## WHAT NEEDS TO BE DONE
Write the data out again, character for character, with no images.

* BEGIN DATA FOR THIS TASK *

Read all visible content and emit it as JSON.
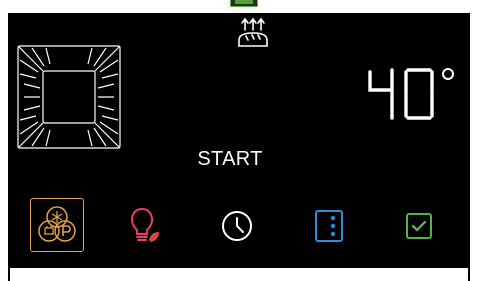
{
  "display": {
    "temperature_value": "40",
    "temperature_unit": "°",
    "start_label": "START"
  },
  "icons": {
    "oven": "oven-cavity-icon",
    "bread": "bread-proving-icon",
    "modes": "cooking-modes-icon",
    "eco": "eco-bulb-icon",
    "clock": "clock-icon",
    "options": "options-menu-icon",
    "confirm": "confirm-check-icon"
  },
  "colors": {
    "panel": "#000000",
    "text": "#ffffff",
    "modes_accent": "#e0a24a",
    "eco_accent": "#e8405a",
    "eco_leaf": "#d94a3a",
    "options_accent": "#2a8fd8",
    "confirm_accent": "#54b445"
  }
}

* END DATA FOR THIS TASK *

## PROBLEM SOLUTION
Read all visible content and emit it as JSON.
{
  "display": {
    "temperature_value": "40",
    "temperature_unit": "°",
    "start_label": "START"
  },
  "icons": {
    "oven": "oven-cavity-icon",
    "bread": "bread-proving-icon",
    "modes": "cooking-modes-icon",
    "eco": "eco-bulb-icon",
    "clock": "clock-icon",
    "options": "options-menu-icon",
    "confirm": "confirm-check-icon"
  },
  "colors": {
    "panel": "#000000",
    "text": "#ffffff",
    "modes_accent": "#e0a24a",
    "eco_accent": "#e8405a",
    "eco_leaf": "#d94a3a",
    "options_accent": "#2a8fd8",
    "confirm_accent": "#54b445"
  }
}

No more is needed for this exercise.